→ **What is needed**: Below is a listing to write out in full, exactly as given, without its pictures.
BEGIN
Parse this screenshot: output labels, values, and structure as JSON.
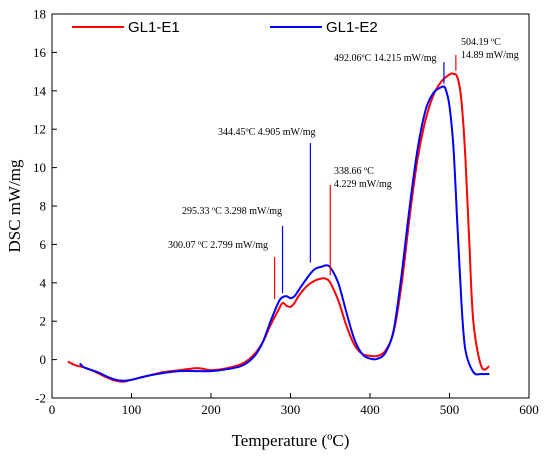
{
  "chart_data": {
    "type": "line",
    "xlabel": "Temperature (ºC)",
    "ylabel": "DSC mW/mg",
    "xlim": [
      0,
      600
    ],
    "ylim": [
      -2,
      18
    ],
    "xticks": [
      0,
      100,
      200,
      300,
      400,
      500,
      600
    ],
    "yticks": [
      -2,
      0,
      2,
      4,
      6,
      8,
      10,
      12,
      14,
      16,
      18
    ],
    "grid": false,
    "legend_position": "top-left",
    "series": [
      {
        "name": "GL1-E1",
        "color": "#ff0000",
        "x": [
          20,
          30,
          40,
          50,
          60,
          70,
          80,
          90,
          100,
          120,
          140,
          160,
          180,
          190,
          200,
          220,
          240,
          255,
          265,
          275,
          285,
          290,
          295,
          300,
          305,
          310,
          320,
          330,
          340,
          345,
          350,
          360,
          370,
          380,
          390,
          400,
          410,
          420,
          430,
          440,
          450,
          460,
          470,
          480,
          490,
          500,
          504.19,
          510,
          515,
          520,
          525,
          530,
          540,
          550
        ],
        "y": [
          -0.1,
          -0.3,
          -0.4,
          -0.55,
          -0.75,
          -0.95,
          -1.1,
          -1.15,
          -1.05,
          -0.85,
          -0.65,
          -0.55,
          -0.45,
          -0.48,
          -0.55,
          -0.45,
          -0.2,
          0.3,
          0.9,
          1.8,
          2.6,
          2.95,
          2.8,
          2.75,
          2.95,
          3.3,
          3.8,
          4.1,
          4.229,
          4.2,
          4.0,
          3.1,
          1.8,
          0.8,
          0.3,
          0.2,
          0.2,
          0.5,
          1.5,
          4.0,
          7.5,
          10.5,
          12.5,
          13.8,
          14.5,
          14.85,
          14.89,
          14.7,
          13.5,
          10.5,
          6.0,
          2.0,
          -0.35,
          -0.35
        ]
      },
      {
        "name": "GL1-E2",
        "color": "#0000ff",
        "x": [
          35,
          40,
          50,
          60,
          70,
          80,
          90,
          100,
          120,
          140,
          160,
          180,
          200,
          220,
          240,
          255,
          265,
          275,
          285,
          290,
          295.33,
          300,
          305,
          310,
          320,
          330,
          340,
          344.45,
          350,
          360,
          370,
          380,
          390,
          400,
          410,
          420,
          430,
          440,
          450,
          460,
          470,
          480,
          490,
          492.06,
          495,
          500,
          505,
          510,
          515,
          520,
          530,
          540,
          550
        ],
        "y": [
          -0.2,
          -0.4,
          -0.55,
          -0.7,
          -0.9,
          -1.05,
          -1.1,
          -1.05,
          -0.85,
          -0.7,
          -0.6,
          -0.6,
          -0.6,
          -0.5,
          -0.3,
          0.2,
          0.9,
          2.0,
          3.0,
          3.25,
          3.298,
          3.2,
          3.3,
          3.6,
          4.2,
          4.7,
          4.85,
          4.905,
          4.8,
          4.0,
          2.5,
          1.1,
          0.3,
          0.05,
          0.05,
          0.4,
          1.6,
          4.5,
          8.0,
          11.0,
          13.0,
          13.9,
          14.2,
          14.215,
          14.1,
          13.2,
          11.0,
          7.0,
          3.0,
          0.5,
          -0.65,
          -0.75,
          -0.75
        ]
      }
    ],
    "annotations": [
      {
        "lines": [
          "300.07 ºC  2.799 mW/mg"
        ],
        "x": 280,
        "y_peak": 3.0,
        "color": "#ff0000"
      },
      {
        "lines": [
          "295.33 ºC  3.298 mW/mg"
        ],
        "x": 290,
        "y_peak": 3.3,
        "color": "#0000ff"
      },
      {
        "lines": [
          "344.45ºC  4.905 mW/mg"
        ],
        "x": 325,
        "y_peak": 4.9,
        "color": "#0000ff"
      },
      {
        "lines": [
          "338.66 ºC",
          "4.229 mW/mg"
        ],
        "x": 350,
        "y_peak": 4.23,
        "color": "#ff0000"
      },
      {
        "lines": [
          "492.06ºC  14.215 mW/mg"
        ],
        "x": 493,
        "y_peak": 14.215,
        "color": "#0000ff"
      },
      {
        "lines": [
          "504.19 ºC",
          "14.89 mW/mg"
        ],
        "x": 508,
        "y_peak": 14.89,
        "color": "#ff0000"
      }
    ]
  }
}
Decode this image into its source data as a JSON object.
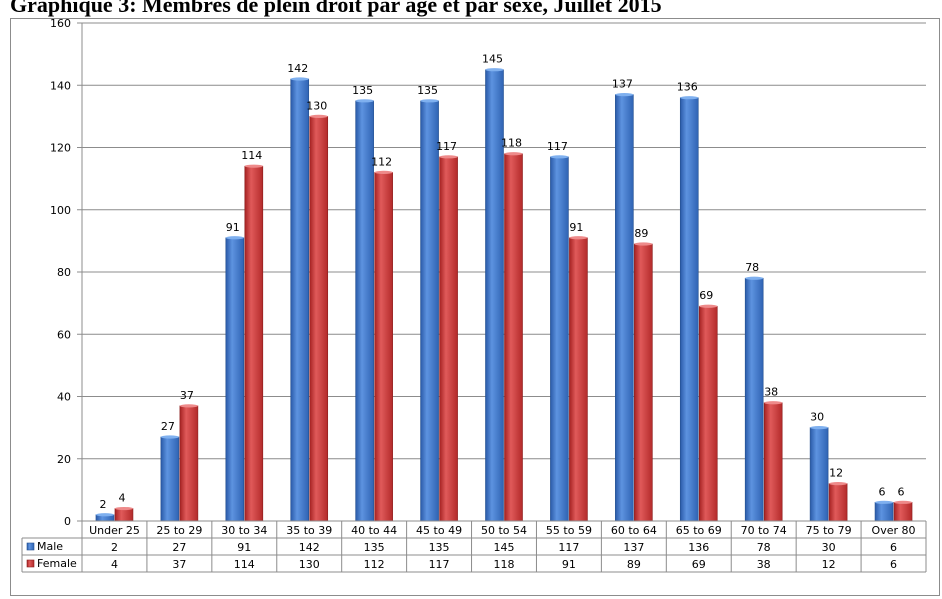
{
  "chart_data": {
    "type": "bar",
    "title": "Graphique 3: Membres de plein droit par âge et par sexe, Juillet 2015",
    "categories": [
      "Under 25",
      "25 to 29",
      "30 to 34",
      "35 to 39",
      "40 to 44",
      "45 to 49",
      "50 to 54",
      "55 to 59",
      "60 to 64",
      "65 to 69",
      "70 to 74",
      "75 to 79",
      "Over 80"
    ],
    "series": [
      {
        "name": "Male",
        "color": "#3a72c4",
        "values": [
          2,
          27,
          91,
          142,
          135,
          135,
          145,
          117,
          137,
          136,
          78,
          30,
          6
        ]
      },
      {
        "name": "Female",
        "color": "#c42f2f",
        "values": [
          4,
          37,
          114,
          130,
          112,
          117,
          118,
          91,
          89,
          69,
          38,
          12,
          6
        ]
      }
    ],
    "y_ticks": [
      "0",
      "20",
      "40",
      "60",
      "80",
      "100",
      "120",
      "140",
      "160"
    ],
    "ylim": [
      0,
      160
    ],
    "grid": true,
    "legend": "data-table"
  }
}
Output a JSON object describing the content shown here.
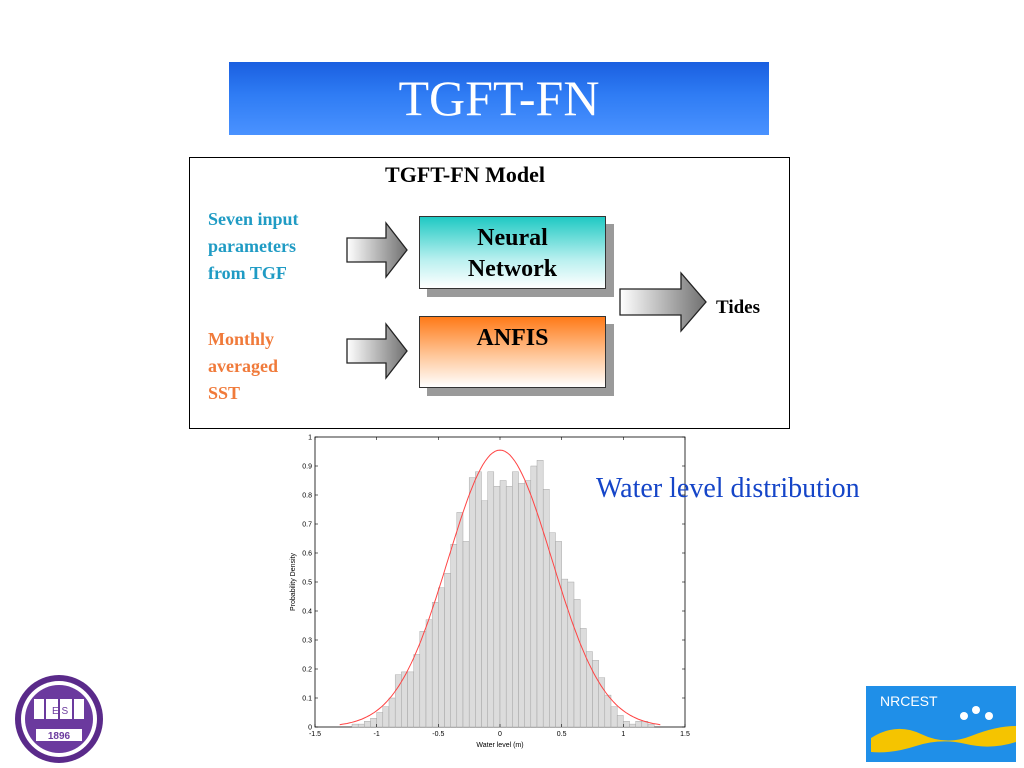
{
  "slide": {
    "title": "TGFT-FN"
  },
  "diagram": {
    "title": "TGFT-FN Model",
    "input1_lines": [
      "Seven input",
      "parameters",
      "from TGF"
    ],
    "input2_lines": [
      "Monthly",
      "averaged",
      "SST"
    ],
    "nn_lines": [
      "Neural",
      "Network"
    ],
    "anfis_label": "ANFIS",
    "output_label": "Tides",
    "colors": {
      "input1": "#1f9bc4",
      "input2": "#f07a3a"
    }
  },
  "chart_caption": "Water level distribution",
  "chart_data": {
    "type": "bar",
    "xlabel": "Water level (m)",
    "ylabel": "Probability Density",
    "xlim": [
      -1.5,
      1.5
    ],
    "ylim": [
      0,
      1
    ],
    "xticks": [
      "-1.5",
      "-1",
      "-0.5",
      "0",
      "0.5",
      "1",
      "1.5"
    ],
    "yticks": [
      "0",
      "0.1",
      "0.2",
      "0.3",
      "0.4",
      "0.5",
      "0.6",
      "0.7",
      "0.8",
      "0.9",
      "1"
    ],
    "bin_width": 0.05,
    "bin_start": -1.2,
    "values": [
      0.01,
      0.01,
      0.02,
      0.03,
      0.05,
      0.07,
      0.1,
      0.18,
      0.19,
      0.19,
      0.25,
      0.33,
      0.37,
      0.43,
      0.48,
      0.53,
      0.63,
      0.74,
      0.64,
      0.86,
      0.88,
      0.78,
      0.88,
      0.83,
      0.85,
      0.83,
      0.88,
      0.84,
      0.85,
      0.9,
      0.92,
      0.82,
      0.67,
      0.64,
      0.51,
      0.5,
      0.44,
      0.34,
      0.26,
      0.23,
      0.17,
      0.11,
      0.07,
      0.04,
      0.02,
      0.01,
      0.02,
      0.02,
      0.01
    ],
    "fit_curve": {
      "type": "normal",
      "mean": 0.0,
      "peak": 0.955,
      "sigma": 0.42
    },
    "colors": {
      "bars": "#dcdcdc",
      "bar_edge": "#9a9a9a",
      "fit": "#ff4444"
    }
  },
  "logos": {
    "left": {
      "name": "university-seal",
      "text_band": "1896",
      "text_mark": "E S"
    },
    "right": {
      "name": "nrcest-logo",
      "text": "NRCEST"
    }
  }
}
END
→ **Result for this exercise**:
Parse this screenshot: output labels, values, and structure as JSON.
{
  "chart_data": {
    "type": "line",
    "xlabel": "Temperature (ºC)",
    "ylabel": "DSC mW/mg",
    "xlim": [
      0,
      600
    ],
    "ylim": [
      -2,
      18
    ],
    "xticks": [
      0,
      100,
      200,
      300,
      400,
      500,
      600
    ],
    "yticks": [
      -2,
      0,
      2,
      4,
      6,
      8,
      10,
      12,
      14,
      16,
      18
    ],
    "grid": false,
    "legend_position": "top-left",
    "series": [
      {
        "name": "GL1-E1",
        "color": "#ff0000",
        "x": [
          20,
          30,
          40,
          50,
          60,
          70,
          80,
          90,
          100,
          120,
          140,
          160,
          180,
          190,
          200,
          220,
          240,
          255,
          265,
          275,
          285,
          290,
          295,
          300,
          305,
          310,
          320,
          330,
          340,
          345,
          350,
          360,
          370,
          380,
          390,
          400,
          410,
          420,
          430,
          440,
          450,
          460,
          470,
          480,
          490,
          500,
          504.19,
          510,
          515,
          520,
          525,
          530,
          540,
          550
        ],
        "y": [
          -0.1,
          -0.3,
          -0.4,
          -0.55,
          -0.75,
          -0.95,
          -1.1,
          -1.15,
          -1.05,
          -0.85,
          -0.65,
          -0.55,
          -0.45,
          -0.48,
          -0.55,
          -0.45,
          -0.2,
          0.3,
          0.9,
          1.8,
          2.6,
          2.95,
          2.8,
          2.75,
          2.95,
          3.3,
          3.8,
          4.1,
          4.229,
          4.2,
          4.0,
          3.1,
          1.8,
          0.8,
          0.3,
          0.2,
          0.2,
          0.5,
          1.5,
          4.0,
          7.5,
          10.5,
          12.5,
          13.8,
          14.5,
          14.85,
          14.89,
          14.7,
          13.5,
          10.5,
          6.0,
          2.0,
          -0.35,
          -0.35
        ]
      },
      {
        "name": "GL1-E2",
        "color": "#0000ff",
        "x": [
          35,
          40,
          50,
          60,
          70,
          80,
          90,
          100,
          120,
          140,
          160,
          180,
          200,
          220,
          240,
          255,
          265,
          275,
          285,
          290,
          295.33,
          300,
          305,
          310,
          320,
          330,
          340,
          344.45,
          350,
          360,
          370,
          380,
          390,
          400,
          410,
          420,
          430,
          440,
          450,
          460,
          470,
          480,
          490,
          492.06,
          495,
          500,
          505,
          510,
          515,
          520,
          530,
          540,
          550
        ],
        "y": [
          -0.2,
          -0.4,
          -0.55,
          -0.7,
          -0.9,
          -1.05,
          -1.1,
          -1.05,
          -0.85,
          -0.7,
          -0.6,
          -0.6,
          -0.6,
          -0.5,
          -0.3,
          0.2,
          0.9,
          2.0,
          3.0,
          3.25,
          3.298,
          3.2,
          3.3,
          3.6,
          4.2,
          4.7,
          4.85,
          4.905,
          4.8,
          4.0,
          2.5,
          1.1,
          0.3,
          0.05,
          0.05,
          0.4,
          1.6,
          4.5,
          8.0,
          11.0,
          13.0,
          13.9,
          14.2,
          14.215,
          14.1,
          13.2,
          11.0,
          7.0,
          3.0,
          0.5,
          -0.65,
          -0.75,
          -0.75
        ]
      }
    ],
    "annotations": [
      {
        "lines": [
          "300.07 ºC  2.799 mW/mg"
        ],
        "x": 280,
        "y_peak": 3.0,
        "color": "#ff0000"
      },
      {
        "lines": [
          "295.33 ºC  3.298 mW/mg"
        ],
        "x": 290,
        "y_peak": 3.3,
        "color": "#0000ff"
      },
      {
        "lines": [
          "344.45ºC  4.905 mW/mg"
        ],
        "x": 325,
        "y_peak": 4.9,
        "color": "#0000ff"
      },
      {
        "lines": [
          "338.66 ºC",
          "4.229 mW/mg"
        ],
        "x": 350,
        "y_peak": 4.23,
        "color": "#ff0000"
      },
      {
        "lines": [
          "492.06ºC  14.215 mW/mg"
        ],
        "x": 493,
        "y_peak": 14.215,
        "color": "#0000ff"
      },
      {
        "lines": [
          "504.19 ºC",
          "14.89 mW/mg"
        ],
        "x": 508,
        "y_peak": 14.89,
        "color": "#ff0000"
      }
    ]
  }
}
Decode this image into its source data as a JSON object.
{
  "chart_data": {
    "type": "bar",
    "title": "Graphique 3: Membres de plein droit par âge et par sexe, Juillet 2015",
    "categories": [
      "Under 25",
      "25 to 29",
      "30 to 34",
      "35 to 39",
      "40 to 44",
      "45 to 49",
      "50 to 54",
      "55 to 59",
      "60 to 64",
      "65 to 69",
      "70 to 74",
      "75 to 79",
      "Over 80"
    ],
    "series": [
      {
        "name": "Male",
        "color": "#3a72c4",
        "values": [
          2,
          27,
          91,
          142,
          135,
          135,
          145,
          117,
          137,
          136,
          78,
          30,
          6
        ]
      },
      {
        "name": "Female",
        "color": "#c42f2f",
        "values": [
          4,
          37,
          114,
          130,
          112,
          117,
          118,
          91,
          89,
          69,
          38,
          12,
          6
        ]
      }
    ],
    "y_ticks": [
      "0",
      "20",
      "40",
      "60",
      "80",
      "100",
      "120",
      "140",
      "160"
    ],
    "ylim": [
      0,
      160
    ],
    "grid": true,
    "legend": "data-table"
  }
}
Output a JSON object describing the content shown here.
{
  "slide": {
    "title": "TGFT-FN"
  },
  "diagram": {
    "title": "TGFT-FN Model",
    "input1_lines": [
      "Seven input",
      "parameters",
      "from TGF"
    ],
    "input2_lines": [
      "Monthly",
      "averaged",
      "SST"
    ],
    "nn_lines": [
      "Neural",
      "Network"
    ],
    "anfis_label": "ANFIS",
    "output_label": "Tides",
    "colors": {
      "input1": "#1f9bc4",
      "input2": "#f07a3a"
    }
  },
  "chart_caption": "Water level distribution",
  "chart_data": {
    "type": "bar",
    "xlabel": "Water level (m)",
    "ylabel": "Probability Density",
    "xlim": [
      -1.5,
      1.5
    ],
    "ylim": [
      0,
      1
    ],
    "xticks": [
      "-1.5",
      "-1",
      "-0.5",
      "0",
      "0.5",
      "1",
      "1.5"
    ],
    "yticks": [
      "0",
      "0.1",
      "0.2",
      "0.3",
      "0.4",
      "0.5",
      "0.6",
      "0.7",
      "0.8",
      "0.9",
      "1"
    ],
    "bin_width": 0.05,
    "bin_start": -1.2,
    "values": [
      0.01,
      0.01,
      0.02,
      0.03,
      0.05,
      0.07,
      0.1,
      0.18,
      0.19,
      0.19,
      0.25,
      0.33,
      0.37,
      0.43,
      0.48,
      0.53,
      0.63,
      0.74,
      0.64,
      0.86,
      0.88,
      0.78,
      0.88,
      0.83,
      0.85,
      0.83,
      0.88,
      0.84,
      0.85,
      0.9,
      0.92,
      0.82,
      0.67,
      0.64,
      0.51,
      0.5,
      0.44,
      0.34,
      0.26,
      0.23,
      0.17,
      0.11,
      0.07,
      0.04,
      0.02,
      0.01,
      0.02,
      0.02,
      0.01
    ],
    "fit_curve": {
      "type": "normal",
      "mean": 0.0,
      "peak": 0.955,
      "sigma": 0.42
    },
    "colors": {
      "bars": "#dcdcdc",
      "bar_edge": "#9a9a9a",
      "fit": "#ff4444"
    }
  },
  "logos": {
    "left": {
      "name": "university-seal",
      "text_band": "1896",
      "text_mark": "E S"
    },
    "right": {
      "name": "nrcest-logo",
      "text": "NRCEST"
    }
  }
}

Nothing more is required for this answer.